» Problem to work on
Copy the listing below line for line, with nothing changed.

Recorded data
[Start]

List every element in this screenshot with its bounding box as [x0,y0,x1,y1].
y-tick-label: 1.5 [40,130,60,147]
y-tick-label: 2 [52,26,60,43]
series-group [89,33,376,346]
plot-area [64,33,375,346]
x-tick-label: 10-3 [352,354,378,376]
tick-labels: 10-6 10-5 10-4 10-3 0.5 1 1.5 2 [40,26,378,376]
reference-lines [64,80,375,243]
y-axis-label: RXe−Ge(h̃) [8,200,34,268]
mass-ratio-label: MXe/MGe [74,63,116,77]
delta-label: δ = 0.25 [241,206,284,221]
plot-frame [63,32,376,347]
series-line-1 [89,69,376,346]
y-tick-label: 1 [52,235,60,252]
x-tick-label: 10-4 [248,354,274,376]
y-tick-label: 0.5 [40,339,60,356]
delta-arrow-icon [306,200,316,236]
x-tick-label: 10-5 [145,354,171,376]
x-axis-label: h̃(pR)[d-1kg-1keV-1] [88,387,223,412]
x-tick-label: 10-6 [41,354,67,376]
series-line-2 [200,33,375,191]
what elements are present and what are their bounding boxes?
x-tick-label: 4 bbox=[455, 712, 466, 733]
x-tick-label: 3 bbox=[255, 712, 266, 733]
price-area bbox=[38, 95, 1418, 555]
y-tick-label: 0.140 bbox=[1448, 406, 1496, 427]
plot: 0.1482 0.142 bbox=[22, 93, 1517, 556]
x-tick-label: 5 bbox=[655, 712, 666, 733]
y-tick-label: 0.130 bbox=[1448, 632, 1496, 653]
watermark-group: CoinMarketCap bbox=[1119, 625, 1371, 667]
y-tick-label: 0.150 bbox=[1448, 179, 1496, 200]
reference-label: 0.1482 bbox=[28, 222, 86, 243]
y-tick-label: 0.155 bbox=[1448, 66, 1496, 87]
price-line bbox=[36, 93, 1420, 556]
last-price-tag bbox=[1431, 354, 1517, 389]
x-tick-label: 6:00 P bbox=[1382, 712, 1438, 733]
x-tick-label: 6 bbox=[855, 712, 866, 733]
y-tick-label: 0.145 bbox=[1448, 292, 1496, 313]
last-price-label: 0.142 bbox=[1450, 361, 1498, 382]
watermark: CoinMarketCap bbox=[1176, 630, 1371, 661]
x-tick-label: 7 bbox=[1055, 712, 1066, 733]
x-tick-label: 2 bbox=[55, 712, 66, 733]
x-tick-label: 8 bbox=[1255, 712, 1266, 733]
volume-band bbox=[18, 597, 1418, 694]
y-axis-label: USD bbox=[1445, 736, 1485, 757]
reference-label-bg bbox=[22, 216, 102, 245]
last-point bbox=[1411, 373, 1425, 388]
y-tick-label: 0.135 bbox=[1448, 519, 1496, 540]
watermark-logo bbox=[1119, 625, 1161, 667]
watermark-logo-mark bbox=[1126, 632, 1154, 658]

[End]

» Output below
List every element in this screenshot with its bounding box as [x0,y0,x1,y1].
y-tick-label: 1.5 [40,130,60,147]
y-tick-label: 2 [52,26,60,43]
series-group [89,33,376,346]
plot-area [64,33,375,346]
x-tick-label: 10-3 [352,354,378,376]
tick-labels: 10-6 10-5 10-4 10-3 0.5 1 1.5 2 [40,26,378,376]
reference-lines [64,80,375,243]
y-axis-label: RXe−Ge(h̃) [8,200,34,268]
mass-ratio-label: MXe/MGe [74,63,116,77]
delta-label: δ = 0.25 [241,206,284,221]
plot-frame [63,32,376,347]
series-line-1 [89,69,376,346]
y-tick-label: 1 [52,235,60,252]
x-tick-label: 10-4 [248,354,274,376]
y-tick-label: 0.5 [40,339,60,356]
delta-arrow-icon [306,200,316,236]
x-tick-label: 10-5 [145,354,171,376]
x-axis-label: h̃(pR)[d-1kg-1keV-1] [88,387,223,412]
x-tick-label: 10-6 [41,354,67,376]
series-line-2 [200,33,375,191]
what elements are present and what are their bounding boxes?
x-tick-label: 4 bbox=[455, 712, 466, 733]
x-tick-label: 3 bbox=[255, 712, 266, 733]
price-area bbox=[38, 95, 1418, 555]
y-tick-label: 0.140 bbox=[1448, 406, 1496, 427]
plot: 0.1482 0.142 bbox=[22, 93, 1517, 556]
x-tick-label: 5 bbox=[655, 712, 666, 733]
y-tick-label: 0.130 bbox=[1448, 632, 1496, 653]
watermark-group: CoinMarketCap bbox=[1119, 625, 1371, 667]
y-tick-label: 0.150 bbox=[1448, 179, 1496, 200]
reference-label: 0.1482 bbox=[28, 222, 86, 243]
y-tick-label: 0.155 bbox=[1448, 66, 1496, 87]
price-line bbox=[36, 93, 1420, 556]
last-price-tag bbox=[1431, 354, 1517, 389]
x-tick-label: 6:00 P bbox=[1382, 712, 1438, 733]
x-tick-label: 6 bbox=[855, 712, 866, 733]
y-tick-label: 0.145 bbox=[1448, 292, 1496, 313]
last-price-label: 0.142 bbox=[1450, 361, 1498, 382]
watermark: CoinMarketCap bbox=[1176, 630, 1371, 661]
x-tick-label: 7 bbox=[1055, 712, 1066, 733]
x-tick-label: 2 bbox=[55, 712, 66, 733]
x-tick-label: 8 bbox=[1255, 712, 1266, 733]
volume-band bbox=[18, 597, 1418, 694]
y-axis-label: USD bbox=[1445, 736, 1485, 757]
reference-label-bg bbox=[22, 216, 102, 245]
last-point bbox=[1411, 373, 1425, 388]
y-tick-label: 0.135 bbox=[1448, 519, 1496, 540]
watermark-logo bbox=[1119, 625, 1161, 667]
watermark-logo-mark bbox=[1126, 632, 1154, 658]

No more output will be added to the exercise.